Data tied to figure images
=-=-=-=-=

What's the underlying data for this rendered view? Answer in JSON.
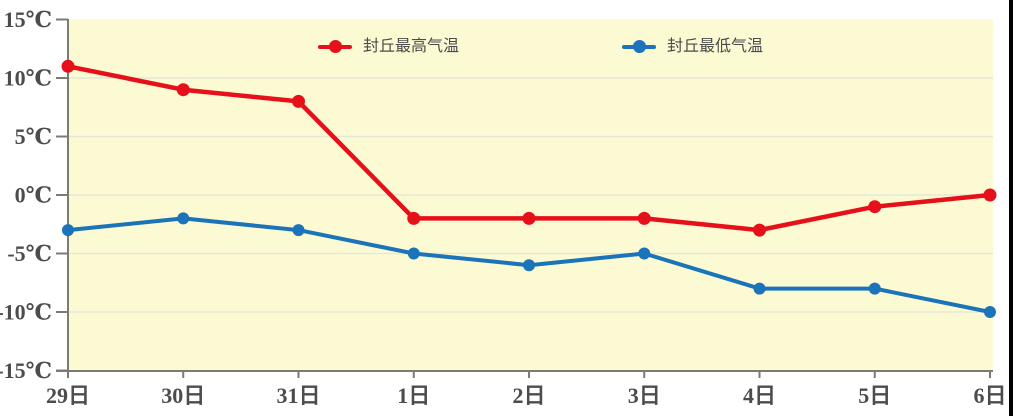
{
  "chart_data": {
    "type": "line",
    "title": "",
    "xlabel": "",
    "ylabel": "",
    "categories": [
      "29日",
      "30日",
      "31日",
      "1日",
      "2日",
      "3日",
      "4日",
      "5日",
      "6日"
    ],
    "y_tick_values": [
      15,
      10,
      5,
      0,
      -5,
      -10,
      -15
    ],
    "y_tick_labels": [
      "15℃",
      "10℃",
      "5℃",
      "0℃",
      "-5℃",
      "-10℃",
      "-15℃"
    ],
    "ylim": [
      -15,
      15
    ],
    "grid": true,
    "legend_position": "top-inside",
    "series": [
      {
        "name": "封丘最高气温",
        "color": "#e6101a",
        "values": [
          11,
          9,
          8,
          -2,
          -2,
          -2,
          -3,
          -1,
          0
        ]
      },
      {
        "name": "封丘最低气温",
        "color": "#1b73b9",
        "values": [
          -3,
          -2,
          -3,
          -5,
          -6,
          -5,
          -8,
          -8,
          -10
        ]
      }
    ],
    "colors": {
      "plot_background": "#fcfad2",
      "grid_line": "#e6e6da",
      "axis_line": "#7b7b73",
      "tick_label": "#4c4c4c",
      "page_background": "#ffffff",
      "right_border": "#000000"
    }
  }
}
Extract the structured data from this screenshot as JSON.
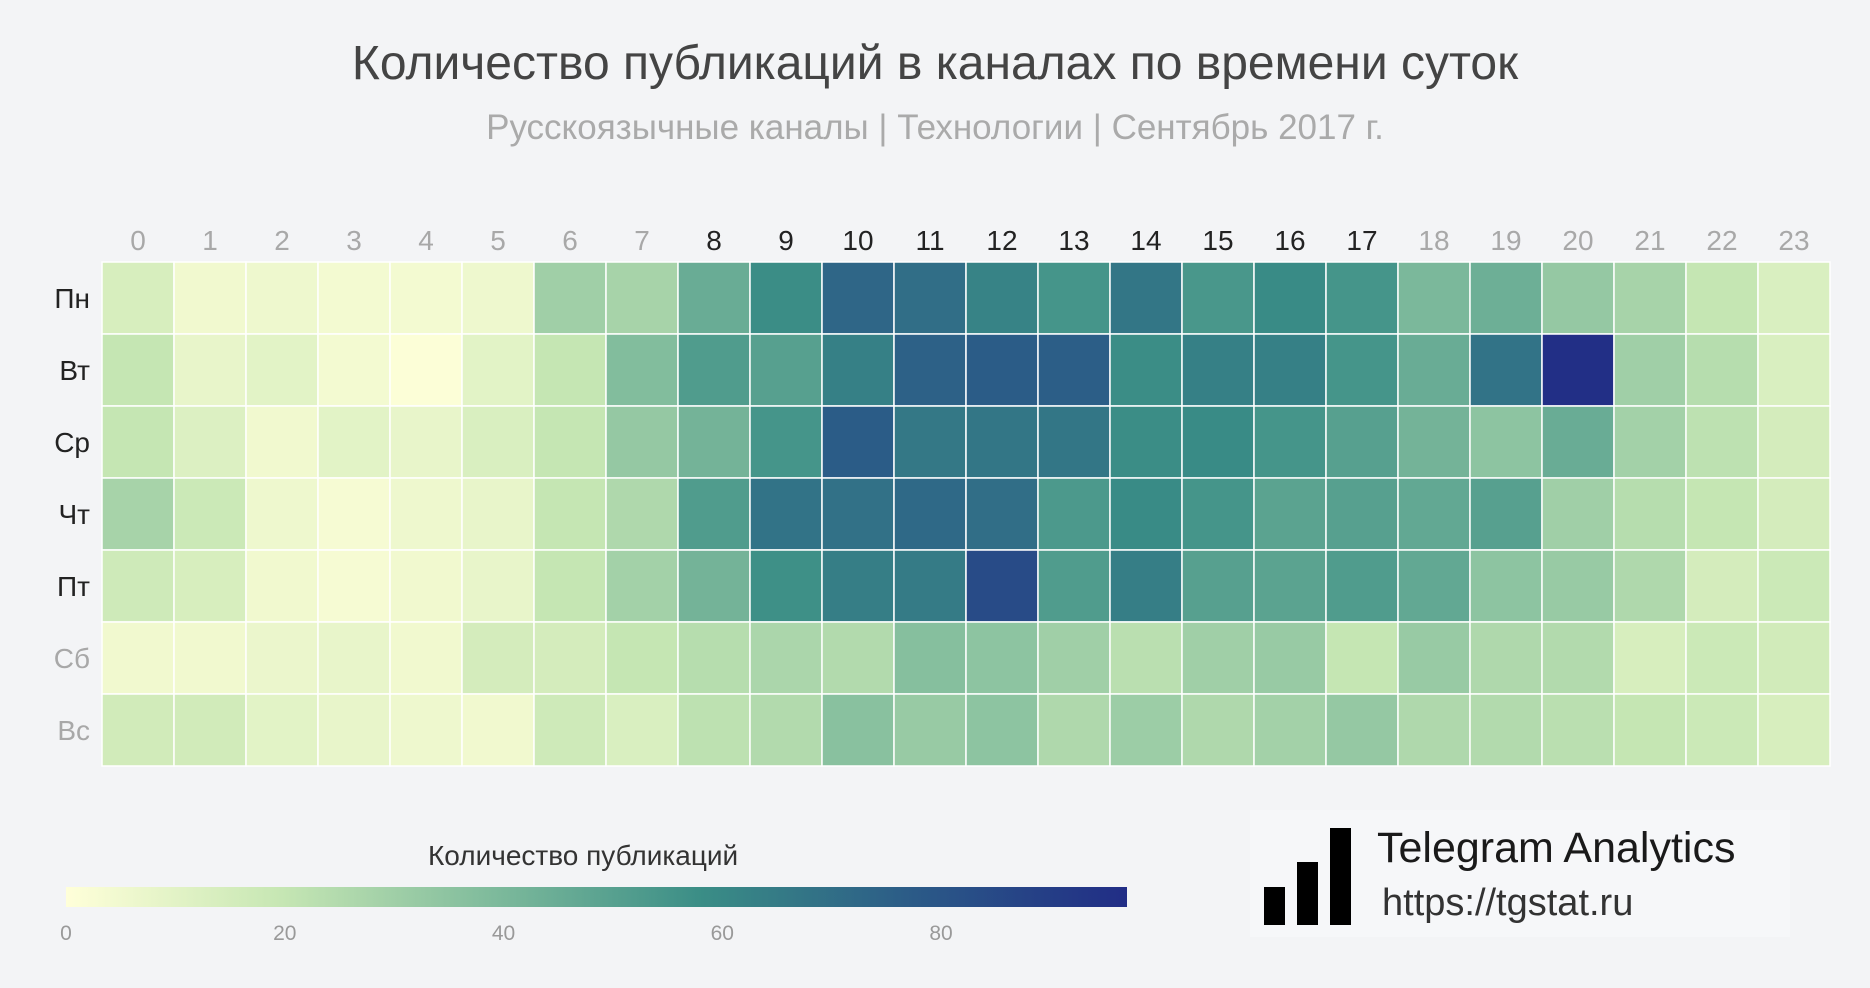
{
  "chart_data": {
    "type": "heatmap",
    "title": "Количество публикаций в каналах по времени суток",
    "subtitle": "Русскоязычные каналы | Технологии | Сентябрь 2017 г.",
    "x": [
      "0",
      "1",
      "2",
      "3",
      "4",
      "5",
      "6",
      "7",
      "8",
      "9",
      "10",
      "11",
      "12",
      "13",
      "14",
      "15",
      "16",
      "17",
      "18",
      "19",
      "20",
      "21",
      "22",
      "23"
    ],
    "y": [
      "Пн",
      "Вт",
      "Ср",
      "Чт",
      "Пт",
      "Сб",
      "Вс"
    ],
    "highlighted_hours": [
      "8",
      "9",
      "10",
      "11",
      "12",
      "13",
      "14",
      "15",
      "16",
      "17"
    ],
    "highlighted_days": [
      "Пн",
      "Вт",
      "Ср",
      "Чт",
      "Пт"
    ],
    "values": [
      [
        14,
        5,
        6,
        4,
        4,
        6,
        30,
        28,
        45,
        58,
        73,
        70,
        62,
        55,
        67,
        54,
        59,
        55,
        40,
        44,
        33,
        28,
        20,
        13
      ],
      [
        20,
        8,
        10,
        4,
        1,
        10,
        20,
        38,
        52,
        50,
        63,
        75,
        77,
        76,
        58,
        63,
        63,
        55,
        45,
        68,
        96,
        30,
        24,
        13
      ],
      [
        20,
        12,
        5,
        10,
        8,
        13,
        20,
        33,
        42,
        55,
        77,
        66,
        67,
        67,
        58,
        59,
        55,
        50,
        42,
        35,
        45,
        29,
        22,
        15
      ],
      [
        28,
        18,
        6,
        3,
        6,
        8,
        20,
        26,
        52,
        68,
        69,
        72,
        70,
        53,
        59,
        55,
        49,
        50,
        47,
        50,
        30,
        24,
        20,
        15
      ],
      [
        17,
        14,
        5,
        3,
        5,
        8,
        20,
        29,
        42,
        57,
        64,
        65,
        84,
        52,
        64,
        50,
        49,
        52,
        47,
        35,
        32,
        26,
        15,
        18
      ],
      [
        5,
        5,
        7,
        8,
        5,
        15,
        15,
        20,
        24,
        27,
        25,
        37,
        35,
        30,
        23,
        30,
        32,
        20,
        32,
        26,
        25,
        14,
        18,
        16
      ],
      [
        16,
        16,
        10,
        8,
        6,
        5,
        17,
        13,
        22,
        25,
        36,
        32,
        35,
        26,
        31,
        26,
        29,
        33,
        26,
        25,
        23,
        20,
        18,
        14
      ]
    ],
    "colorbar": {
      "label": "Количество публикаций",
      "range": [
        0,
        97
      ],
      "ticks": [
        "0",
        "20",
        "40",
        "60",
        "80"
      ],
      "colors": [
        "#ffffd9",
        "#c7e7b4",
        "#7fbb9c",
        "#3a8d86",
        "#2b5a87",
        "#212d86"
      ]
    },
    "label_colors": {
      "highlight": "#222222",
      "normal": "#a8a8a8"
    }
  },
  "brand": {
    "name": "Telegram Analytics",
    "url": "https://tgstat.ru",
    "icon": "signal-bars-icon"
  }
}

=-=-=-=-=

• What to produce
Quote every record above exactly, leaving out any pictures.

• Response to this exercise
What's the underlying data for this rendered view? Answer in JSON.
{
  "chart_data": {
    "type": "line",
    "title": "",
    "xlabel": "",
    "ylabel": "",
    "categories": [
      "29日",
      "30日",
      "31日",
      "1日",
      "2日",
      "3日",
      "4日",
      "5日",
      "6日"
    ],
    "y_tick_values": [
      15,
      10,
      5,
      0,
      -5,
      -10,
      -15
    ],
    "y_tick_labels": [
      "15℃",
      "10℃",
      "5℃",
      "0℃",
      "-5℃",
      "-10℃",
      "-15℃"
    ],
    "ylim": [
      -15,
      15
    ],
    "grid": true,
    "legend_position": "top-inside",
    "series": [
      {
        "name": "封丘最高气温",
        "color": "#e6101a",
        "values": [
          11,
          9,
          8,
          -2,
          -2,
          -2,
          -3,
          -1,
          0
        ]
      },
      {
        "name": "封丘最低气温",
        "color": "#1b73b9",
        "values": [
          -3,
          -2,
          -3,
          -5,
          -6,
          -5,
          -8,
          -8,
          -10
        ]
      }
    ],
    "colors": {
      "plot_background": "#fcfad2",
      "grid_line": "#e6e6da",
      "axis_line": "#7b7b73",
      "tick_label": "#4c4c4c",
      "page_background": "#ffffff",
      "right_border": "#000000"
    }
  }
}
Extract the structured data from this screenshot as JSON.
{
  "chart_data": {
    "type": "heatmap",
    "title": "Количество публикаций в каналах по времени суток",
    "subtitle": "Русскоязычные каналы | Технологии | Сентябрь 2017 г.",
    "x": [
      "0",
      "1",
      "2",
      "3",
      "4",
      "5",
      "6",
      "7",
      "8",
      "9",
      "10",
      "11",
      "12",
      "13",
      "14",
      "15",
      "16",
      "17",
      "18",
      "19",
      "20",
      "21",
      "22",
      "23"
    ],
    "y": [
      "Пн",
      "Вт",
      "Ср",
      "Чт",
      "Пт",
      "Сб",
      "Вс"
    ],
    "highlighted_hours": [
      "8",
      "9",
      "10",
      "11",
      "12",
      "13",
      "14",
      "15",
      "16",
      "17"
    ],
    "highlighted_days": [
      "Пн",
      "Вт",
      "Ср",
      "Чт",
      "Пт"
    ],
    "values": [
      [
        14,
        5,
        6,
        4,
        4,
        6,
        30,
        28,
        45,
        58,
        73,
        70,
        62,
        55,
        67,
        54,
        59,
        55,
        40,
        44,
        33,
        28,
        20,
        13
      ],
      [
        20,
        8,
        10,
        4,
        1,
        10,
        20,
        38,
        52,
        50,
        63,
        75,
        77,
        76,
        58,
        63,
        63,
        55,
        45,
        68,
        96,
        30,
        24,
        13
      ],
      [
        20,
        12,
        5,
        10,
        8,
        13,
        20,
        33,
        42,
        55,
        77,
        66,
        67,
        67,
        58,
        59,
        55,
        50,
        42,
        35,
        45,
        29,
        22,
        15
      ],
      [
        28,
        18,
        6,
        3,
        6,
        8,
        20,
        26,
        52,
        68,
        69,
        72,
        70,
        53,
        59,
        55,
        49,
        50,
        47,
        50,
        30,
        24,
        20,
        15
      ],
      [
        17,
        14,
        5,
        3,
        5,
        8,
        20,
        29,
        42,
        57,
        64,
        65,
        84,
        52,
        64,
        50,
        49,
        52,
        47,
        35,
        32,
        26,
        15,
        18
      ],
      [
        5,
        5,
        7,
        8,
        5,
        15,
        15,
        20,
        24,
        27,
        25,
        37,
        35,
        30,
        23,
        30,
        32,
        20,
        32,
        26,
        25,
        14,
        18,
        16
      ],
      [
        16,
        16,
        10,
        8,
        6,
        5,
        17,
        13,
        22,
        25,
        36,
        32,
        35,
        26,
        31,
        26,
        29,
        33,
        26,
        25,
        23,
        20,
        18,
        14
      ]
    ],
    "colorbar": {
      "label": "Количество публикаций",
      "range": [
        0,
        97
      ],
      "ticks": [
        "0",
        "20",
        "40",
        "60",
        "80"
      ],
      "colors": [
        "#ffffd9",
        "#c7e7b4",
        "#7fbb9c",
        "#3a8d86",
        "#2b5a87",
        "#212d86"
      ]
    },
    "label_colors": {
      "highlight": "#222222",
      "normal": "#a8a8a8"
    }
  },
  "brand": {
    "name": "Telegram Analytics",
    "url": "https://tgstat.ru",
    "icon": "signal-bars-icon"
  }
}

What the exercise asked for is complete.